++++ STORED DATA ++++

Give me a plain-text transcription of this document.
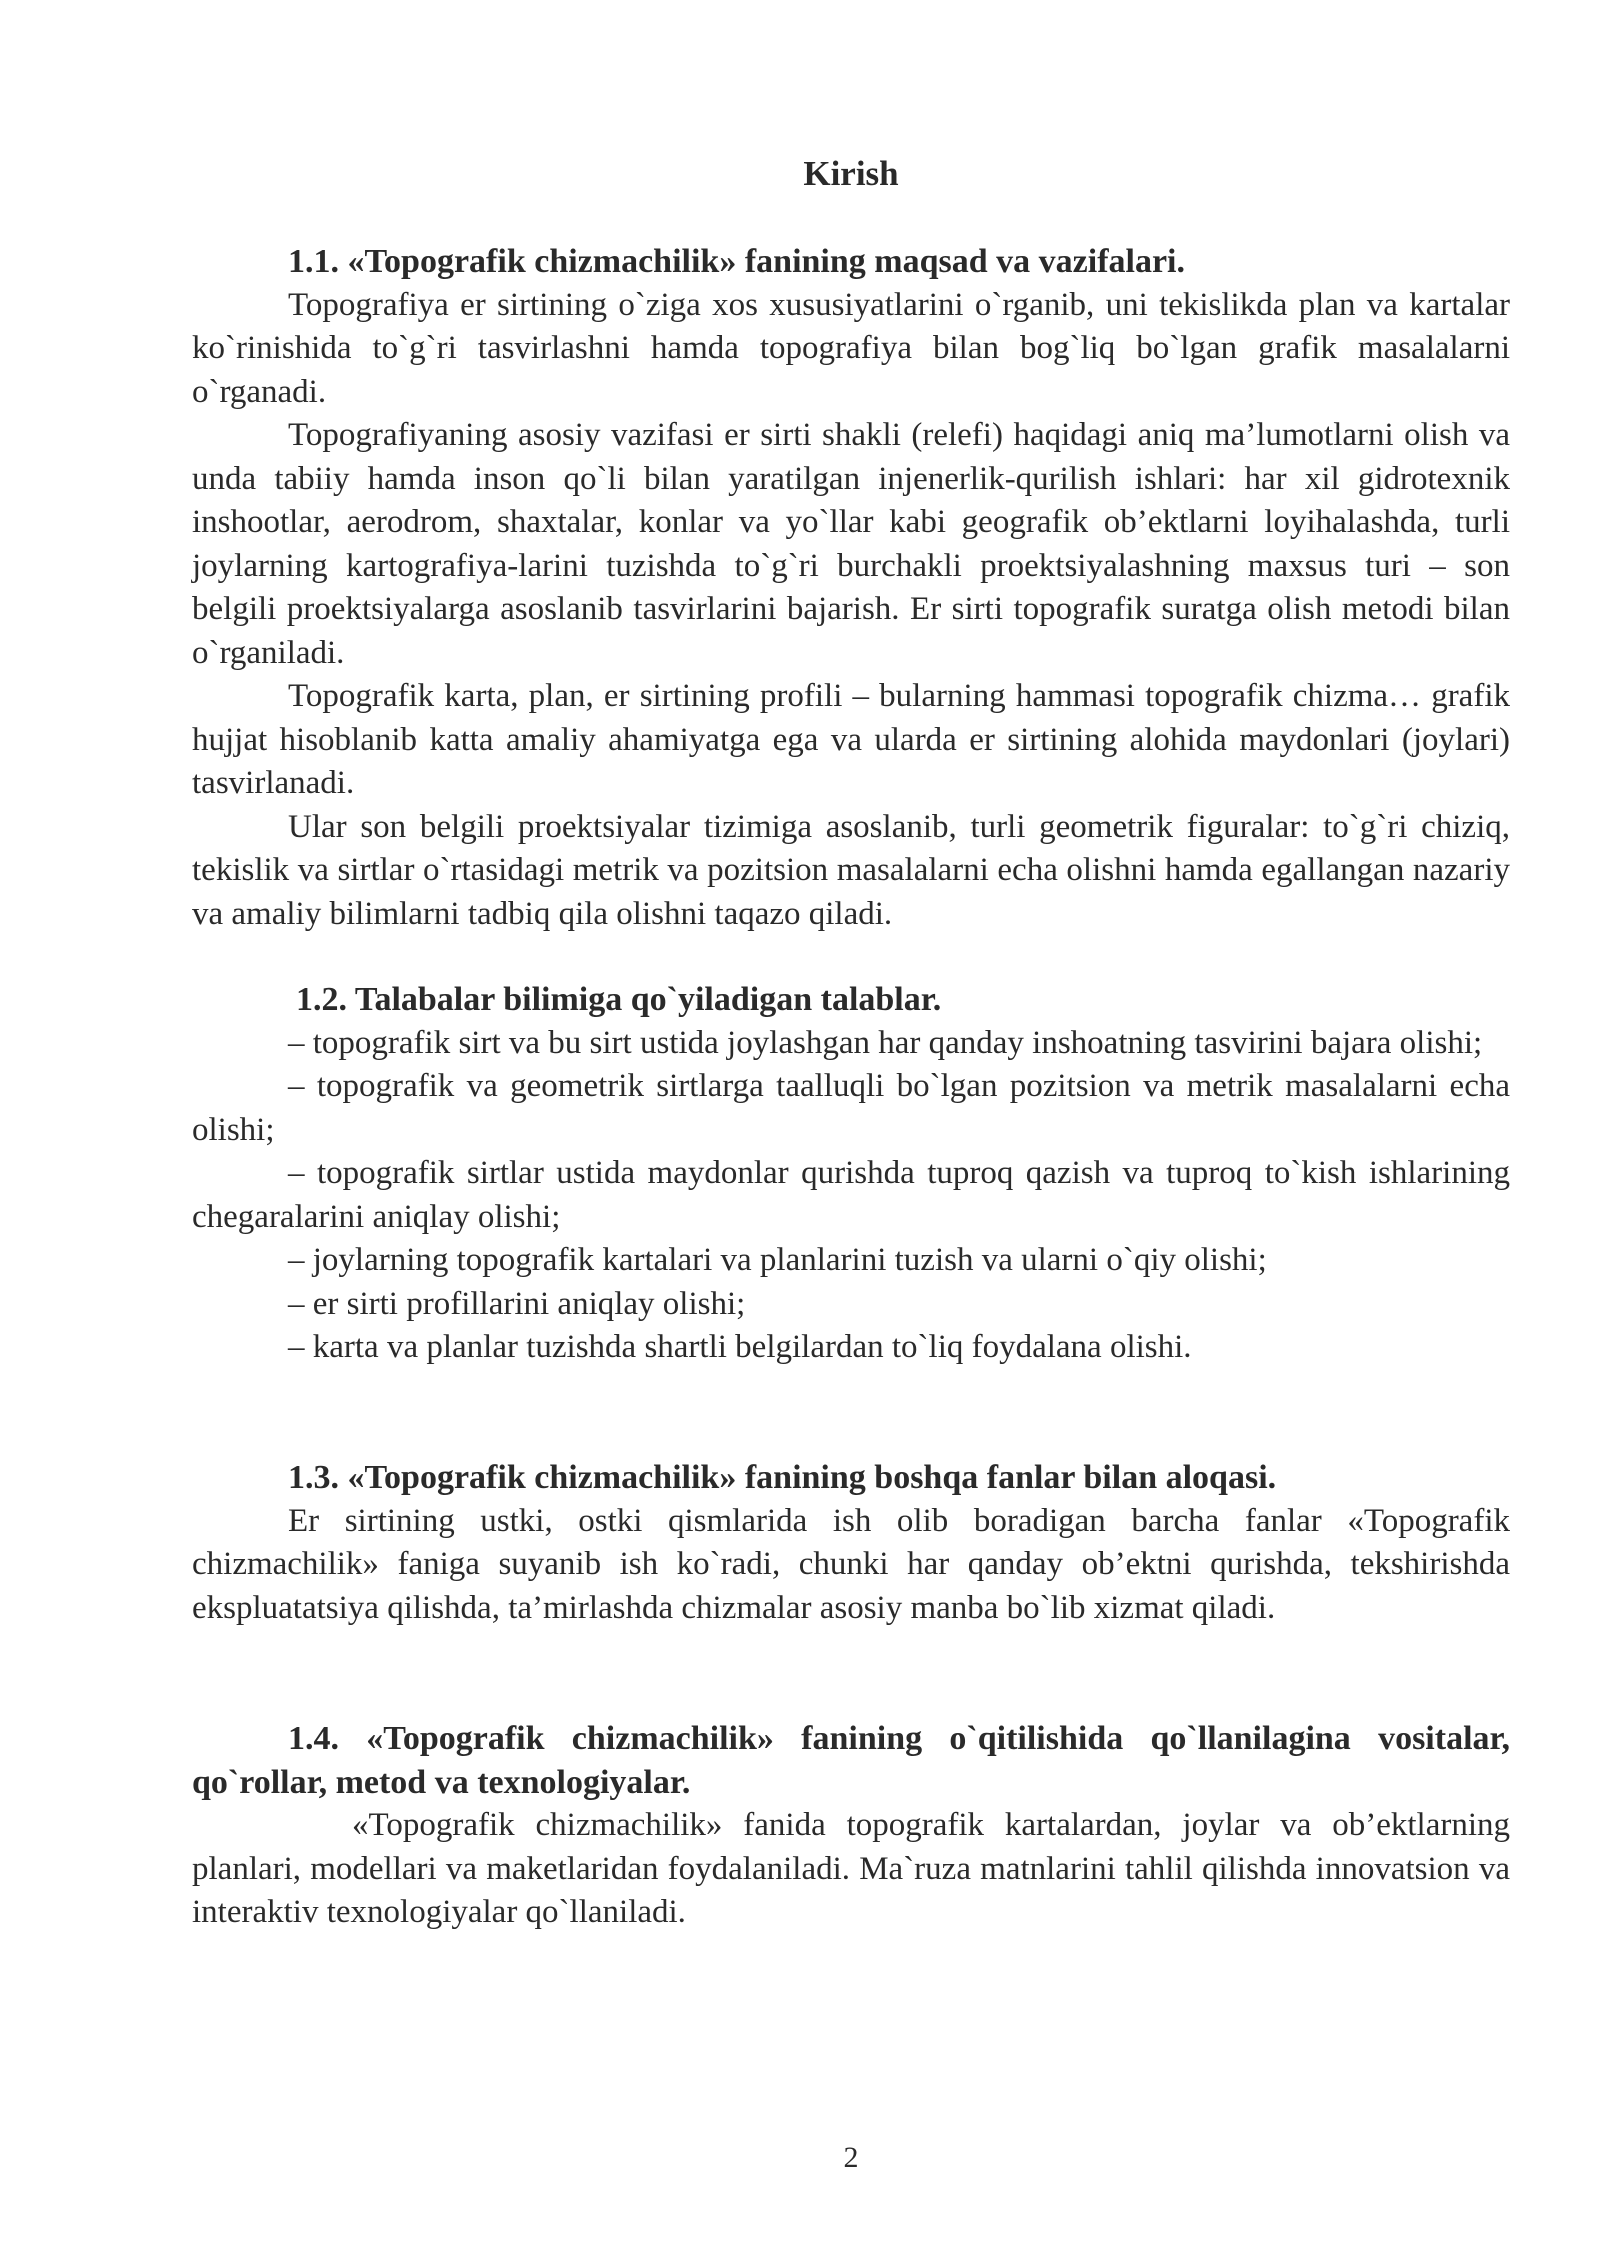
Kirish
1.1. «Topografik chizmachilik» fanining maqsad va vazifalari.
Topografiya er sirtining o`ziga xos xususiyatlarini o`rganib, uni tekislikda plan va kartalar ko`rinishida to`g`ri tasvirlashni hamda topografiya bilan bog`liq bo`lgan grafik masalalarni o`rganadi.
Topografiyaning asosiy vazifasi er sirti shakli (relefi) haqidagi aniq ma’lumotlarni olish va unda tabiiy hamda inson qo`li bilan yaratilgan injenerlik-qurilish ishlari: har xil gidrotexnik inshootlar, aerodrom, shaxtalar, konlar va yo`llar kabi geografik ob’ektlarni loyihalashda, turli joylarning kartografiya-larini tuzishda to`g`ri burchakli proektsiyalashning maxsus turi – son belgili proektsiyalarga asoslanib tasvirlarini bajarish. Er sirti topografik suratga olish metodi bilan o`rganiladi.
Topografik karta, plan, er sirtining profili – bularning hammasi topografik chizma… grafik hujjat hisoblanib katta amaliy ahamiyatga ega va ularda er sirtining alohida maydonlari (joylari) tasvirlanadi.
Ular son belgili proektsiyalar tizimiga asoslanib, turli geometrik figuralar: to`g`ri chiziq, tekislik va sirtlar o`rtasidagi metrik va pozitsion masalalarni echa olishni hamda egallangan nazariy va amaliy bilimlarni tadbiq qila olishni taqazo qiladi.
1.2. Talabalar bilimiga qo`yiladigan talablar.
– topografik sirt va bu sirt ustida joylashgan har qanday inshoatning tasvirini bajara olishi;
– topografik va geometrik sirtlarga taalluqli bo`lgan pozitsion va metrik masalalarni echa olishi;
– topografik sirtlar ustida maydonlar qurishda tuproq qazish va tuproq to`kish ishlarining chegaralarini aniqlay olishi;
– joylarning topografik kartalari va planlarini tuzish va ularni o`qiy olishi;
– er sirti profillarini aniqlay olishi;
– karta va planlar tuzishda shartli belgilardan to`liq foydalana olishi.
1.3. «Topografik chizmachilik» fanining boshqa fanlar bilan aloqasi.
Er sirtining ustki, ostki qismlarida ish olib boradigan barcha fanlar «Topografik chizmachilik» faniga suyanib ish ko`radi, chunki har qanday ob’ektni qurishda, tekshirishda ekspluatatsiya qilishda, ta’mirlashda chizmalar asosiy manba bo`lib xizmat qiladi.
1.4. «Topografik chizmachilik» fanining o`qitilishida qo`llanilagina vositalar, qo`rollar, metod va texnologiyalar.
«Topografik chizmachilik» fanida topografik kartalardan, joylar va ob’ektlarning planlari, modellari va maketlaridan foydalaniladi. Ma`ruza matnlarini tahlil qilishda innovatsion va interaktiv texnologiyalar qo`llaniladi.
2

++++

▶ _WORK INSTRUCTIONS_: Reproduce every line above as written, skipping pictures.

▶ _WORKED ANSWER_:
Give me a plain-text transcription of this document.
Kirish
1.1. «Topografik chizmachilik» fanining maqsad va vazifalari.
Topografiya er sirtining o`ziga xos xususiyatlarini o`rganib, uni tekislikda plan va kartalar ko`rinishida to`g`ri tasvirlashni hamda topografiya bilan bog`liq bo`lgan grafik masalalarni o`rganadi.
Topografiyaning asosiy vazifasi er sirti shakli (relefi) haqidagi aniq ma’lumotlarni olish va unda tabiiy hamda inson qo`li bilan yaratilgan injenerlik-qurilish ishlari: har xil gidrotexnik inshootlar, aerodrom, shaxtalar, konlar va yo`llar kabi geografik ob’ektlarni loyihalashda, turli joylarning kartografiya-larini tuzishda to`g`ri burchakli proektsiyalashning maxsus turi – son belgili proektsiyalarga asoslanib tasvirlarini bajarish. Er sirti topografik suratga olish metodi bilan o`rganiladi.
Topografik karta, plan, er sirtining profili – bularning hammasi topografik chizma… grafik hujjat hisoblanib katta amaliy ahamiyatga ega va ularda er sirtining alohida maydonlari (joylari) tasvirlanadi.
Ular son belgili proektsiyalar tizimiga asoslanib, turli geometrik figuralar: to`g`ri chiziq, tekislik va sirtlar o`rtasidagi metrik va pozitsion masalalarni echa olishni hamda egallangan nazariy va amaliy bilimlarni tadbiq qila olishni taqazo qiladi.
1.2. Talabalar bilimiga qo`yiladigan talablar.
– topografik sirt va bu sirt ustida joylashgan har qanday inshoatning tasvirini bajara olishi;
– topografik va geometrik sirtlarga taalluqli bo`lgan pozitsion va metrik masalalarni echa olishi;
– topografik sirtlar ustida maydonlar qurishda tuproq qazish va tuproq to`kish ishlarining chegaralarini aniqlay olishi;
– joylarning topografik kartalari va planlarini tuzish va ularni o`qiy olishi;
– er sirti profillarini aniqlay olishi;
– karta va planlar tuzishda shartli belgilardan to`liq foydalana olishi.
1.3. «Topografik chizmachilik» fanining boshqa fanlar bilan aloqasi.
Er sirtining ustki, ostki qismlarida ish olib boradigan barcha fanlar «Topografik chizmachilik» faniga suyanib ish ko`radi, chunki har qanday ob’ektni qurishda, tekshirishda ekspluatatsiya qilishda, ta’mirlashda chizmalar asosiy manba bo`lib xizmat qiladi.
1.4. «Topografik chizmachilik» fanining o`qitilishida qo`llanilagina vositalar, qo`rollar, metod va texnologiyalar.
«Topografik chizmachilik» fanida topografik kartalardan, joylar va ob’ektlarning planlari, modellari va maketlaridan foydalaniladi. Ma`ruza matnlarini tahlil qilishda innovatsion va interaktiv texnologiyalar qo`llaniladi.
2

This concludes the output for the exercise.